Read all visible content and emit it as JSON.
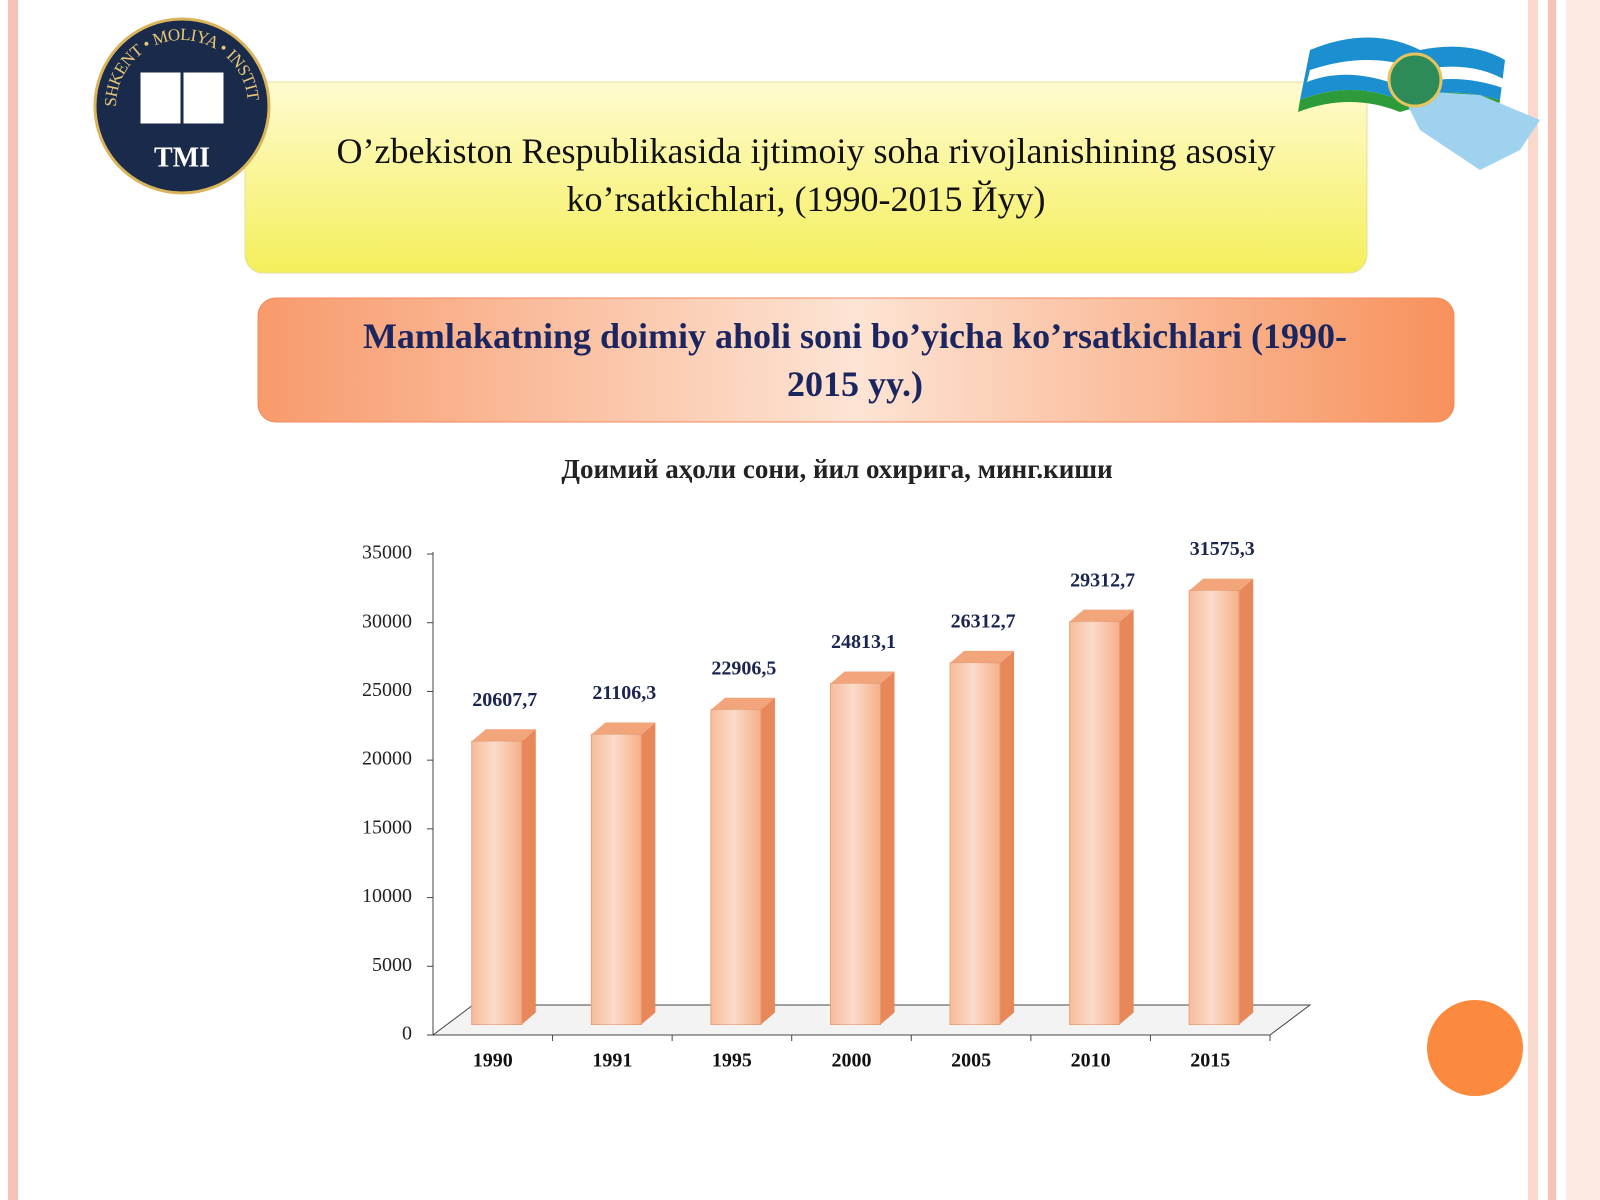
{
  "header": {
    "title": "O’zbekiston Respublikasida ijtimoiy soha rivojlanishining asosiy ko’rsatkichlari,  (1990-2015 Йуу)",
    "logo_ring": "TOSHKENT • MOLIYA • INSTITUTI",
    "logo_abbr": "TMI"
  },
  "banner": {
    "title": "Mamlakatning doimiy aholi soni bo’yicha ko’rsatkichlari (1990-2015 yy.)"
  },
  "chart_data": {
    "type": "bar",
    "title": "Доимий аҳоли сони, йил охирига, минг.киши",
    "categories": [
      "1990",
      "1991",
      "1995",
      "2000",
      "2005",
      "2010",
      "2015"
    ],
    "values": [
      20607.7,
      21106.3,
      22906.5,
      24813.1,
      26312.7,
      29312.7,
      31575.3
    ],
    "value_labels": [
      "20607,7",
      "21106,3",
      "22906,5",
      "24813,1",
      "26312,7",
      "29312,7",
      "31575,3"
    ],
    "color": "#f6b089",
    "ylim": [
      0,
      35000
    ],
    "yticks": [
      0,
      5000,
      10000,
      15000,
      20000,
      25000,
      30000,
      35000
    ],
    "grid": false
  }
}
──────────────────────────────
Every record above should be written out again without change, except that the pictures are left out.

Read all visible content and emit it as JSON.
{
  "header": {
    "title": "O’zbekiston Respublikasida ijtimoiy soha rivojlanishining asosiy ko’rsatkichlari,  (1990-2015 Йуу)",
    "logo_ring": "TOSHKENT • MOLIYA • INSTITUTI",
    "logo_abbr": "TMI"
  },
  "banner": {
    "title": "Mamlakatning doimiy aholi soni bo’yicha ko’rsatkichlari (1990-2015 yy.)"
  },
  "chart_data": {
    "type": "bar",
    "title": "Доимий аҳоли сони, йил охирига, минг.киши",
    "categories": [
      "1990",
      "1991",
      "1995",
      "2000",
      "2005",
      "2010",
      "2015"
    ],
    "values": [
      20607.7,
      21106.3,
      22906.5,
      24813.1,
      26312.7,
      29312.7,
      31575.3
    ],
    "value_labels": [
      "20607,7",
      "21106,3",
      "22906,5",
      "24813,1",
      "26312,7",
      "29312,7",
      "31575,3"
    ],
    "color": "#f6b089",
    "ylim": [
      0,
      35000
    ],
    "yticks": [
      0,
      5000,
      10000,
      15000,
      20000,
      25000,
      30000,
      35000
    ],
    "grid": false
  }
}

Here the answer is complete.